Give the count of lines in the data that include the string "Swiss", with no added remarks.

Data records:
----------------
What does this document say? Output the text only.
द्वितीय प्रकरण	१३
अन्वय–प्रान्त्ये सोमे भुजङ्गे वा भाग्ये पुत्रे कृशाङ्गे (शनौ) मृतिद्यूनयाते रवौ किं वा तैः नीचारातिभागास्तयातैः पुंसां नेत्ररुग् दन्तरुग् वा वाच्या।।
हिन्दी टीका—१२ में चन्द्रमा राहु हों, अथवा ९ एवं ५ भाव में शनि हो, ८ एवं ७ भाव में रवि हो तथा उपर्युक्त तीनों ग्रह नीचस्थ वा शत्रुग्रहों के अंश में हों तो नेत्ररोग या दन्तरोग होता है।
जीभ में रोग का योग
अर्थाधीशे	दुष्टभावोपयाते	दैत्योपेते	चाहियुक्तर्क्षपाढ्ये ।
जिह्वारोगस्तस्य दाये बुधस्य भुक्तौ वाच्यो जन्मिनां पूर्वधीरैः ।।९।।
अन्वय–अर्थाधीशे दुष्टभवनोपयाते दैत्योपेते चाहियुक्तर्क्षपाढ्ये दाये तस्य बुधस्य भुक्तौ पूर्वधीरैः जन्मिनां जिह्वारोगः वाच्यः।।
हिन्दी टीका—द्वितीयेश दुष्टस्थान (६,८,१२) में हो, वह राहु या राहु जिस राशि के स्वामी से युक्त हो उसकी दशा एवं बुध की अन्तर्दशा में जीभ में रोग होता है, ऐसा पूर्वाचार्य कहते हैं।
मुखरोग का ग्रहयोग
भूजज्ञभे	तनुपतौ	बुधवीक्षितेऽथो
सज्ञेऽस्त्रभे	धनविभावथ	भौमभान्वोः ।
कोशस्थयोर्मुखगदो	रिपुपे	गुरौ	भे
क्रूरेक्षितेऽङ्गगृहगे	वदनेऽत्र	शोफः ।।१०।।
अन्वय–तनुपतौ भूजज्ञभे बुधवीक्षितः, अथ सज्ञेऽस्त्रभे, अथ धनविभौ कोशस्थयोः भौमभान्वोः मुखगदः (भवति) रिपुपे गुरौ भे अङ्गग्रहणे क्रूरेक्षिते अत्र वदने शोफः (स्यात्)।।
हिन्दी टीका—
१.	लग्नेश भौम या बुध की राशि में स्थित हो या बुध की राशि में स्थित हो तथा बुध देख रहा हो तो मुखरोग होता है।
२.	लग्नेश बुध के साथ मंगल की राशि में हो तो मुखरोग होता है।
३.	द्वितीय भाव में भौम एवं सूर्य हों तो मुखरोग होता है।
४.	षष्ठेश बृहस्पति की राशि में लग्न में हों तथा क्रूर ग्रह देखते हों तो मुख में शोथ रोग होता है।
----------------
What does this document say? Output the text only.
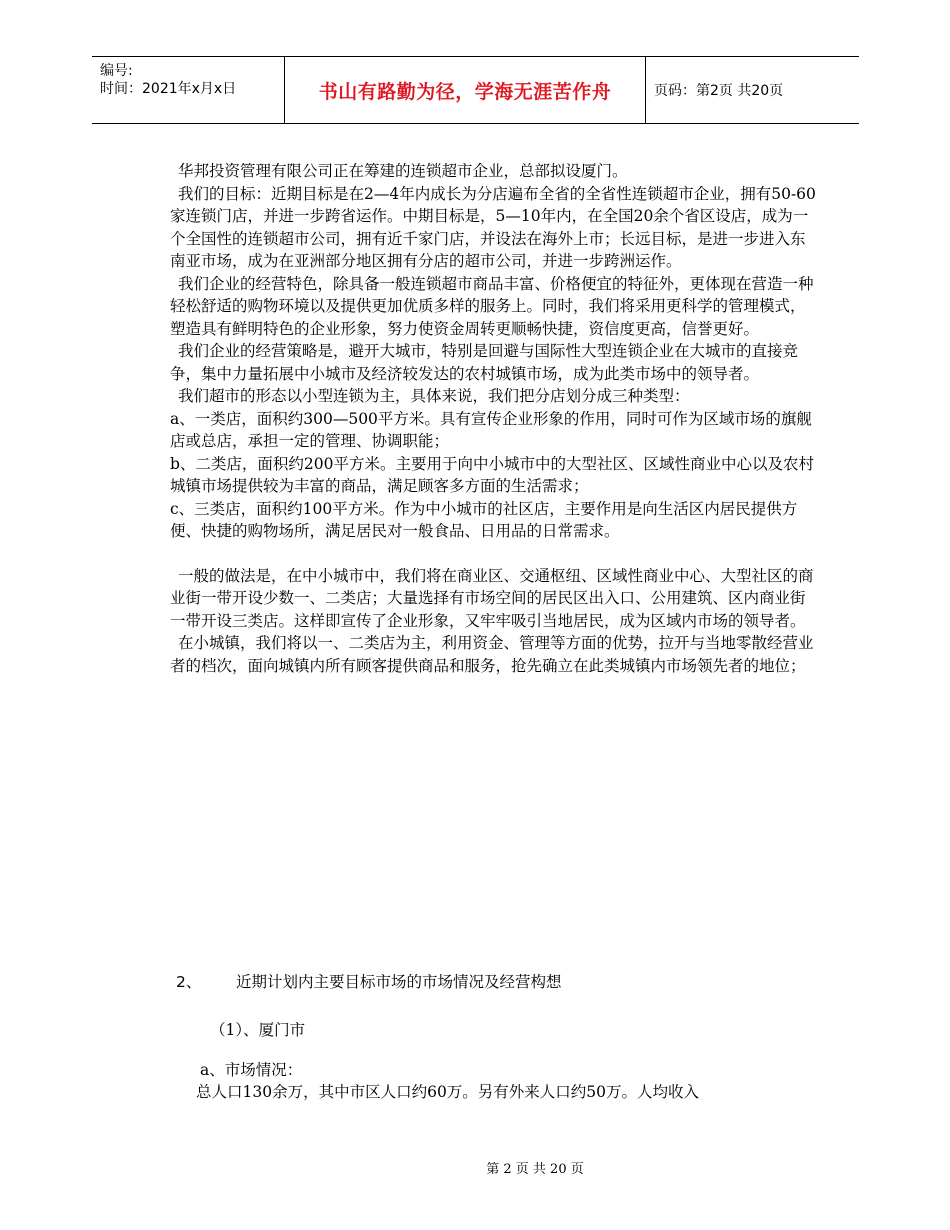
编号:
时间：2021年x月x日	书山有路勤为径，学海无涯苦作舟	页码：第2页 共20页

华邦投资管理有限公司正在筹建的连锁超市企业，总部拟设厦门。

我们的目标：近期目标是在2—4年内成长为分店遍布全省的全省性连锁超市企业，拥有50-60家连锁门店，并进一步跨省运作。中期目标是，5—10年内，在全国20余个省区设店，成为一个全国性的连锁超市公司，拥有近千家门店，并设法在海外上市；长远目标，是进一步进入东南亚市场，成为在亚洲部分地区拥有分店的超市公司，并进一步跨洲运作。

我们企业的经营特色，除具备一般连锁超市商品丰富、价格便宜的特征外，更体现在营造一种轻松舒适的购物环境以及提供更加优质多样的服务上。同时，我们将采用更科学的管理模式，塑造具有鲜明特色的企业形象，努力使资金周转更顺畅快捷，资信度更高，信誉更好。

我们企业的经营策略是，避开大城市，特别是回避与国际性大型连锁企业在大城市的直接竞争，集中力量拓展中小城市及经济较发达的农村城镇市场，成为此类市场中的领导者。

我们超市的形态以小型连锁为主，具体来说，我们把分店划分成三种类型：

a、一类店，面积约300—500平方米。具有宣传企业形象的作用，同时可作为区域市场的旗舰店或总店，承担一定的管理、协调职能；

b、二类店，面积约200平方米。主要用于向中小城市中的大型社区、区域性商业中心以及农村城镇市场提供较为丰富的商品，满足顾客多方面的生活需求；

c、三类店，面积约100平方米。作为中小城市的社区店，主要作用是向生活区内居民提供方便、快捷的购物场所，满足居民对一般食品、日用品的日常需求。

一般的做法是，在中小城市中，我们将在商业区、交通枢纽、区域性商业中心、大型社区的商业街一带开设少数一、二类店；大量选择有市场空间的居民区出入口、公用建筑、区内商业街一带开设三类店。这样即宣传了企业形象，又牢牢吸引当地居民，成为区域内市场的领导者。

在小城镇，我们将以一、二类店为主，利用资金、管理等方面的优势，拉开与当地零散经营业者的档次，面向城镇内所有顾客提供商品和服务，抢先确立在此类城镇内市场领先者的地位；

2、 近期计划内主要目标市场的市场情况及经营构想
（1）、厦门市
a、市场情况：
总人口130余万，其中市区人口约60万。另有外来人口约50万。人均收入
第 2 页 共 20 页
----------------
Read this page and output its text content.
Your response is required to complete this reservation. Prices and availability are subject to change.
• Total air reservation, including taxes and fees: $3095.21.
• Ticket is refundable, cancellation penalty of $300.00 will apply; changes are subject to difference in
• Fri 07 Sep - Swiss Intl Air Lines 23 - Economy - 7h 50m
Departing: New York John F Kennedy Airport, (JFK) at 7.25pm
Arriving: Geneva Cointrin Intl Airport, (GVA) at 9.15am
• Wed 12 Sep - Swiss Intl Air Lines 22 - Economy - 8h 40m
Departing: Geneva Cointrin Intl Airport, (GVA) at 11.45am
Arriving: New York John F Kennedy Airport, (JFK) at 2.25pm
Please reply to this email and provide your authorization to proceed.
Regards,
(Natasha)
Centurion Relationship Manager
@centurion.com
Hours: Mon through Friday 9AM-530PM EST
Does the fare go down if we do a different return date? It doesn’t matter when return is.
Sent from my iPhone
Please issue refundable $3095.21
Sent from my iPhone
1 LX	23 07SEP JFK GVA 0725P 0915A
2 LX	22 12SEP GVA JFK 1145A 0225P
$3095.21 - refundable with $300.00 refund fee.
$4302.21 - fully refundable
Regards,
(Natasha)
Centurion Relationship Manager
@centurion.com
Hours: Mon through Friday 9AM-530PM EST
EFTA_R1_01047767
----------------
## [Answer for the task]
2